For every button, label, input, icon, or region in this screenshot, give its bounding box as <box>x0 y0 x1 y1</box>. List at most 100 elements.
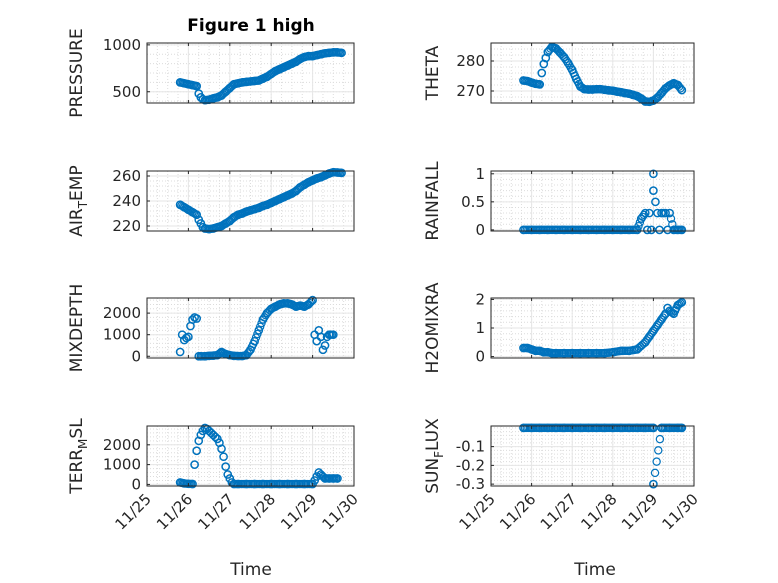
axes-box <box>146 297 355 359</box>
x-tick-label: 11/30 <box>319 490 362 533</box>
y-axis-label: THETA <box>423 45 443 101</box>
x-tick-label: 11/27 <box>194 490 237 533</box>
data-point <box>219 452 228 462</box>
data-point-trace <box>186 479 196 489</box>
data-point-trace <box>533 225 543 235</box>
data-point-trace <box>305 298 315 308</box>
data-point-trace <box>557 49 566 59</box>
x-tick-label: 11/25 <box>456 490 499 533</box>
data-point-trace <box>615 423 624 433</box>
y-tick-label: 0 <box>475 348 485 366</box>
data-point-trace <box>582 423 592 433</box>
data-point-trace <box>672 225 681 235</box>
data-point-trace <box>606 423 616 433</box>
data-point-trace <box>676 84 685 93</box>
data-point-trace <box>264 71 273 81</box>
data-point-trace <box>637 340 647 350</box>
data-point-trace <box>615 225 624 235</box>
y-tick-label: -0.3 <box>456 475 485 493</box>
data-point-trace <box>542 423 551 433</box>
figure-title: Figure 1 high <box>187 16 315 36</box>
data-point-trace <box>671 423 681 433</box>
data-point-trace <box>654 319 664 328</box>
y-tick-label: 1000 <box>103 326 141 344</box>
y-tick-label: 0.5 <box>461 193 485 211</box>
data-point-trace <box>676 299 685 308</box>
axes-box <box>490 42 695 104</box>
data-point-trace <box>582 348 592 358</box>
data-point-trace <box>253 329 262 339</box>
data-point <box>190 460 199 469</box>
subplot-3: 220 240 260 AIRTEMP <box>67 165 355 237</box>
y-tick-label: 2000 <box>103 304 141 322</box>
data-point-trace <box>623 346 632 356</box>
data-point-trace <box>336 168 345 177</box>
y-tick-label: -0.1 <box>456 438 485 456</box>
data-point-trace <box>590 225 600 235</box>
data-point-trace <box>646 330 655 339</box>
data-point-trace <box>331 474 341 483</box>
subplot-5: 0 1000 2000 MIXDEPTH <box>67 284 355 372</box>
data-point-trace <box>189 208 199 218</box>
y-axis-label: RAINFALL <box>423 161 443 241</box>
data-point-trace <box>562 56 571 66</box>
data-point-trace <box>525 225 535 235</box>
axes-box <box>490 170 695 232</box>
data-point-trace <box>525 423 535 433</box>
data-point <box>221 462 231 471</box>
y-tick-label: 1000 <box>103 36 141 54</box>
data-point-trace <box>590 423 600 433</box>
data-point-trace <box>574 348 583 358</box>
data-point <box>661 208 670 218</box>
data-point-trace <box>243 349 252 358</box>
data-point <box>184 332 193 342</box>
data-point-trace <box>674 82 684 91</box>
data-point-trace <box>331 48 341 57</box>
data-point <box>254 326 264 335</box>
y-axis-label: SUNFLUX <box>423 418 446 494</box>
data-point <box>649 479 658 489</box>
data-point-trace <box>666 214 676 223</box>
data-point-trace <box>558 348 567 358</box>
data-point-trace <box>550 348 559 358</box>
data-point-trace <box>306 479 316 489</box>
data-point-trace <box>550 225 559 235</box>
data-point <box>649 169 658 179</box>
data-point-trace <box>265 306 275 315</box>
subplot-1: 500 1000 PRESSURE <box>67 28 355 118</box>
axes-box <box>146 425 355 487</box>
data-point <box>308 295 317 305</box>
data-point-trace <box>674 299 684 309</box>
data-point <box>651 197 660 207</box>
y-tick-label: 270 <box>456 82 485 100</box>
data-point-trace <box>634 221 643 231</box>
data-point-trace <box>566 423 575 433</box>
data-point <box>175 347 185 357</box>
y-axis-label: AIRTEMP <box>67 165 90 236</box>
data-point-trace <box>654 446 663 455</box>
data-point-trace <box>574 225 583 235</box>
x-tick-label: 11/27 <box>537 490 580 533</box>
data-point-trace <box>534 79 543 89</box>
x-tick-label: 11/29 <box>277 490 320 533</box>
data-point-trace <box>236 351 246 361</box>
data-point-trace <box>639 210 649 220</box>
data-point-trace <box>639 423 648 433</box>
y-axis-label: H2OMIXRA <box>423 282 443 373</box>
data-point <box>217 444 226 454</box>
data-point-trace <box>598 348 608 358</box>
data-point <box>316 332 326 342</box>
data-point-trace <box>251 333 261 342</box>
data-point-trace <box>650 468 660 478</box>
y-axis-label: TERRMSL <box>67 418 90 495</box>
data-point <box>318 345 328 355</box>
data-point-trace <box>244 347 254 356</box>
data-point-trace <box>561 54 570 64</box>
y-tick-label: 0 <box>131 347 141 365</box>
data-point <box>192 446 202 456</box>
data-point <box>653 208 662 218</box>
data-point-trace <box>647 423 656 433</box>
-----
▶ [Short exercise] Can you give the records again from the line containing "axes-box <box>146 297 355 359</box>" down to the line containing "data-point-trace <box>533 225 543 235</box>", but change "x-tick-label" to "x-axis-tick" and leave everything else unchanged?

▶ [Answer]
axes-box <box>146 297 355 359</box>
x-axis-tick: 11/30 <box>319 490 362 533</box>
y-axis-label: THETA <box>423 45 443 101</box>
x-axis-tick: 11/27 <box>194 490 237 533</box>
data-point <box>219 452 228 462</box>
data-point-trace <box>186 479 196 489</box>
data-point-trace <box>533 225 543 235</box>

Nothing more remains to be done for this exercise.